[Dataset rows about figures]

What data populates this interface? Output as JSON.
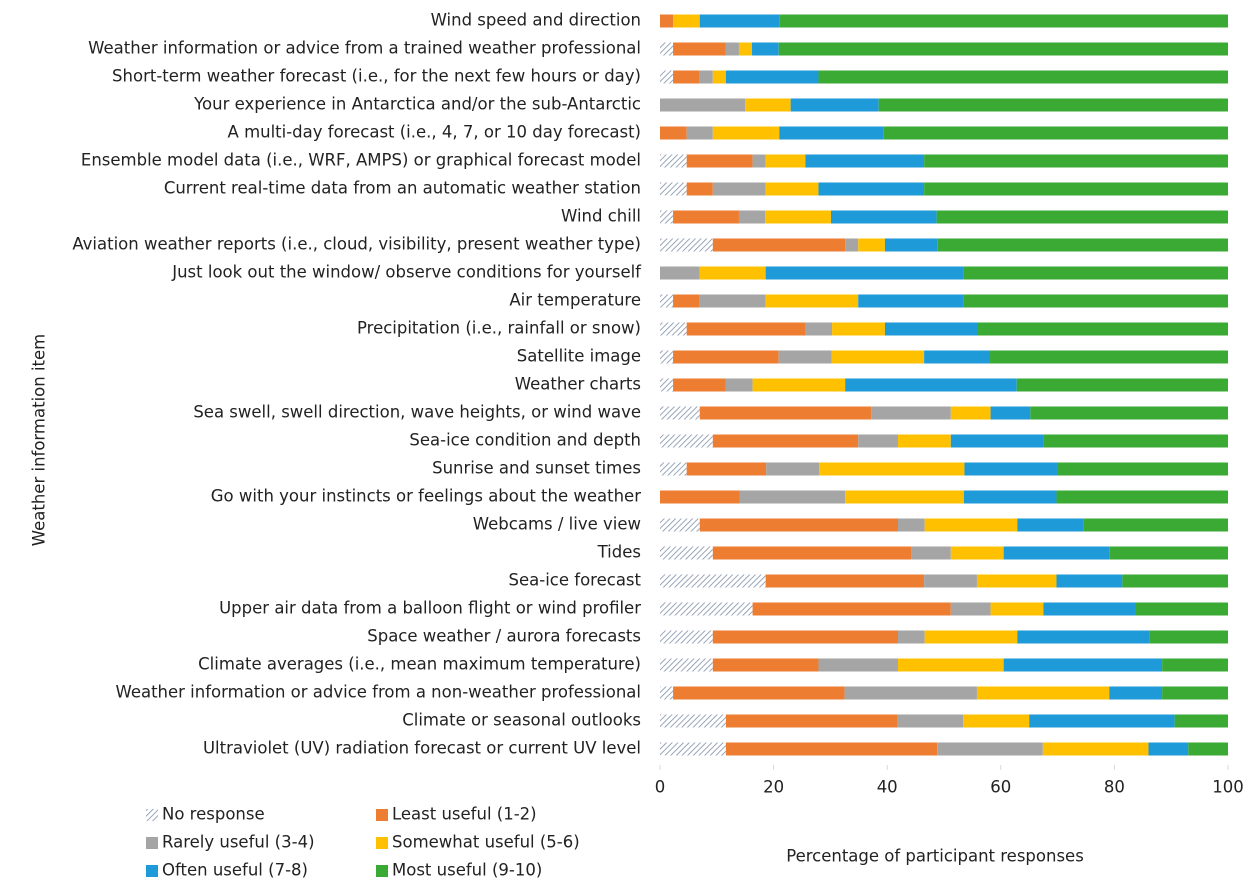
{
  "chart_data": {
    "type": "stacked-bar-horizontal",
    "y_label": "Weather information item",
    "x_label": "Percentage of participant responses",
    "xlim": [
      0,
      100
    ],
    "xticks": [
      0,
      20,
      40,
      60,
      80,
      100
    ],
    "categories": [
      "Wind speed and direction",
      "Weather information or advice from a trained weather professional",
      "Short-term weather forecast (i.e., for the next few hours or day)",
      "Your experience in Antarctica and/or the sub-Antarctic",
      "A multi-day forecast (i.e., 4, 7, or 10 day forecast)",
      "Ensemble model data (i.e., WRF, AMPS) or graphical forecast model",
      "Current real-time data from an automatic weather station",
      "Wind chill",
      "Aviation weather reports  (i.e., cloud, visibility, present weather type)",
      "Just look out the window/ observe conditions for yourself",
      "Air temperature",
      "Precipitation (i.e., rainfall or snow)",
      "Satellite image",
      "Weather charts",
      "Sea swell, swell direction, wave heights, or wind wave",
      "Sea-ice condition and depth",
      "Sunrise and sunset times",
      "Go with your instincts or feelings about the weather",
      "Webcams / live view",
      "Tides",
      "Sea-ice forecast",
      "Upper air data from a balloon flight or wind profiler",
      "Space weather / aurora forecasts",
      "Climate averages  (i.e., mean maximum temperature)",
      "Weather information or advice from a non-weather professional",
      "Climate or seasonal outlooks",
      "Ultraviolet (UV) radiation forecast or current UV level"
    ],
    "series": [
      {
        "name": "No response",
        "color": "#7f8fa9",
        "pattern": "hatch",
        "values": [
          0,
          2.3,
          2.3,
          0,
          0,
          4.7,
          4.7,
          2.3,
          9.3,
          0,
          2.3,
          4.7,
          2.3,
          2.3,
          7,
          9.3,
          4.7,
          0,
          7,
          9.3,
          18.6,
          16.3,
          9.3,
          9.3,
          2.3,
          11.6,
          11.6
        ]
      },
      {
        "name": "Least useful (1-2)",
        "color": "#ed7d31",
        "values": [
          2.3,
          9.3,
          4.7,
          0,
          4.7,
          11.6,
          4.6,
          11.6,
          23.3,
          0,
          4.7,
          20.9,
          18.6,
          9.3,
          30.2,
          25.6,
          14,
          14,
          34.9,
          34.9,
          27.9,
          34.9,
          32.6,
          18.6,
          30.2,
          30.2,
          37.2
        ]
      },
      {
        "name": "Rarely useful (3-4)",
        "color": "#a5a5a5",
        "values": [
          0,
          2.3,
          2.3,
          15,
          4.6,
          2.3,
          9.3,
          4.6,
          2.3,
          7,
          11.6,
          4.7,
          9.3,
          4.7,
          14,
          7,
          9.3,
          18.6,
          4.7,
          7,
          9.3,
          7,
          4.7,
          14,
          23.3,
          11.6,
          18.6
        ]
      },
      {
        "name": "Somewhat useful (5-6)",
        "color": "#ffc000",
        "values": [
          4.7,
          2.3,
          2.3,
          8,
          11.7,
          7,
          9.3,
          11.6,
          4.7,
          11.6,
          16.3,
          9.3,
          16.3,
          16.3,
          7,
          9.3,
          25.6,
          20.9,
          16.3,
          9.3,
          14,
          9.3,
          16.3,
          18.6,
          23.3,
          11.6,
          18.6
        ]
      },
      {
        "name": "Often useful (7-8)",
        "color": "#1f9ad8",
        "values": [
          14,
          4.7,
          16.3,
          15.5,
          18.3,
          20.9,
          18.6,
          18.6,
          9.3,
          34.9,
          18.6,
          16.3,
          11.6,
          30.2,
          7,
          16.3,
          16.3,
          16.3,
          11.6,
          18.6,
          11.6,
          16.3,
          23.3,
          27.9,
          9.3,
          25.6,
          7
        ]
      },
      {
        "name": "Most useful (9-10)",
        "color": "#3aaa35",
        "values": [
          79,
          79.1,
          72.1,
          61.5,
          60.7,
          53.5,
          53.5,
          51.3,
          51.1,
          46.5,
          46.5,
          44.1,
          41.9,
          37.2,
          34.8,
          32.5,
          30.1,
          30.2,
          25.5,
          20.9,
          18.6,
          16.2,
          13.8,
          11.6,
          11.6,
          9.4,
          7
        ]
      }
    ]
  }
}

_GIVEN PROBLEM_
Copy every line above that includes the string "information".

_FINAL RESULT_
    "y_label": "Weather information item",
      "Weather information or advice from a trained weather professional",
      "Weather information or advice from a non-weather professional",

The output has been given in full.